• Goal: Provide the data again in its entirety, exactly as given.

(Extracted records)
◆ ◆ ◆ ◆ ◆ ◆ ◆

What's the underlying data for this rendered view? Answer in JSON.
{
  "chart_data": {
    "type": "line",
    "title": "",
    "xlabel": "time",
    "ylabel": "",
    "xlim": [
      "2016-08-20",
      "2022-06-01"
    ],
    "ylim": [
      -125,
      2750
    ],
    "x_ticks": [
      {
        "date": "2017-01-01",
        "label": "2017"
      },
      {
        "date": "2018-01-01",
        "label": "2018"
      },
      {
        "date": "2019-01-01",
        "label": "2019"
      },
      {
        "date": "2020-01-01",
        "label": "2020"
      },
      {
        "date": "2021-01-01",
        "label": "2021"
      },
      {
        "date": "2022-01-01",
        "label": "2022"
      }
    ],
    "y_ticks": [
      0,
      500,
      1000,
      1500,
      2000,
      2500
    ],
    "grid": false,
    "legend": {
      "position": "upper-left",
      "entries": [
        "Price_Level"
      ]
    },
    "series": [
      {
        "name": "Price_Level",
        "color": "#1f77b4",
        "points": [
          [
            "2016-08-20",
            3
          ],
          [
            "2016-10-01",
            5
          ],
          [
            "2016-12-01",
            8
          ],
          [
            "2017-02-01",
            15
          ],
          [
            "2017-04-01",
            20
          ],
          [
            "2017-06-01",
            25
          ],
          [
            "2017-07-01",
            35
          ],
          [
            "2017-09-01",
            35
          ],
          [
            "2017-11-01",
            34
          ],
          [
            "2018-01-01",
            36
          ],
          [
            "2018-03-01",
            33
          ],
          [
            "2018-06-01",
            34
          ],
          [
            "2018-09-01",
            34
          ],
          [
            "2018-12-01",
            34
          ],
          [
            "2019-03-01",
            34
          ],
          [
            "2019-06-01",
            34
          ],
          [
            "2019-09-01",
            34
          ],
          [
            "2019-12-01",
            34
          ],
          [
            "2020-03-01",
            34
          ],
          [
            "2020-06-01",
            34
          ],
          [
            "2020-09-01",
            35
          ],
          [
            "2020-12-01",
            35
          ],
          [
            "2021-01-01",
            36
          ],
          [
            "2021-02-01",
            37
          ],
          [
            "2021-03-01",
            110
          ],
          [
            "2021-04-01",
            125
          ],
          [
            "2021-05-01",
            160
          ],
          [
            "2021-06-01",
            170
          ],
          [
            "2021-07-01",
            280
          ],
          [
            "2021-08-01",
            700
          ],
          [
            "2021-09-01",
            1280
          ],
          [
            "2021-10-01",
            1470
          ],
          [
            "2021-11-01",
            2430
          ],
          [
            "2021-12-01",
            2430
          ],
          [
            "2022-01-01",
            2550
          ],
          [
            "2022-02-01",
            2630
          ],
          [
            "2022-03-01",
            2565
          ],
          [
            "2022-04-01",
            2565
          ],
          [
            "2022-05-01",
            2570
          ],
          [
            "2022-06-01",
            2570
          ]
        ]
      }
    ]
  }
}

◆ ◆ ◆ ◆ ◆ ◆ ◆

• Reply:
What's the underlying data for this rendered view? Answer in JSON.
{
  "chart_data": {
    "type": "line",
    "title": "",
    "xlabel": "time",
    "ylabel": "",
    "xlim": [
      "2016-08-20",
      "2022-06-01"
    ],
    "ylim": [
      -125,
      2750
    ],
    "x_ticks": [
      {
        "date": "2017-01-01",
        "label": "2017"
      },
      {
        "date": "2018-01-01",
        "label": "2018"
      },
      {
        "date": "2019-01-01",
        "label": "2019"
      },
      {
        "date": "2020-01-01",
        "label": "2020"
      },
      {
        "date": "2021-01-01",
        "label": "2021"
      },
      {
        "date": "2022-01-01",
        "label": "2022"
      }
    ],
    "y_ticks": [
      0,
      500,
      1000,
      1500,
      2000,
      2500
    ],
    "grid": false,
    "legend": {
      "position": "upper-left",
      "entries": [
        "Price_Level"
      ]
    },
    "series": [
      {
        "name": "Price_Level",
        "color": "#1f77b4",
        "points": [
          [
            "2016-08-20",
            3
          ],
          [
            "2016-10-01",
            5
          ],
          [
            "2016-12-01",
            8
          ],
          [
            "2017-02-01",
            15
          ],
          [
            "2017-04-01",
            20
          ],
          [
            "2017-06-01",
            25
          ],
          [
            "2017-07-01",
            35
          ],
          [
            "2017-09-01",
            35
          ],
          [
            "2017-11-01",
            34
          ],
          [
            "2018-01-01",
            36
          ],
          [
            "2018-03-01",
            33
          ],
          [
            "2018-06-01",
            34
          ],
          [
            "2018-09-01",
            34
          ],
          [
            "2018-12-01",
            34
          ],
          [
            "2019-03-01",
            34
          ],
          [
            "2019-06-01",
            34
          ],
          [
            "2019-09-01",
            34
          ],
          [
            "2019-12-01",
            34
          ],
          [
            "2020-03-01",
            34
          ],
          [
            "2020-06-01",
            34
          ],
          [
            "2020-09-01",
            35
          ],
          [
            "2020-12-01",
            35
          ],
          [
            "2021-01-01",
            36
          ],
          [
            "2021-02-01",
            37
          ],
          [
            "2021-03-01",
            110
          ],
          [
            "2021-04-01",
            125
          ],
          [
            "2021-05-01",
            160
          ],
          [
            "2021-06-01",
            170
          ],
          [
            "2021-07-01",
            280
          ],
          [
            "2021-08-01",
            700
          ],
          [
            "2021-09-01",
            1280
          ],
          [
            "2021-10-01",
            1470
          ],
          [
            "2021-11-01",
            2430
          ],
          [
            "2021-12-01",
            2430
          ],
          [
            "2022-01-01",
            2550
          ],
          [
            "2022-02-01",
            2630
          ],
          [
            "2022-03-01",
            2565
          ],
          [
            "2022-04-01",
            2565
          ],
          [
            "2022-05-01",
            2570
          ],
          [
            "2022-06-01",
            2570
          ]
        ]
      }
    ]
  }
}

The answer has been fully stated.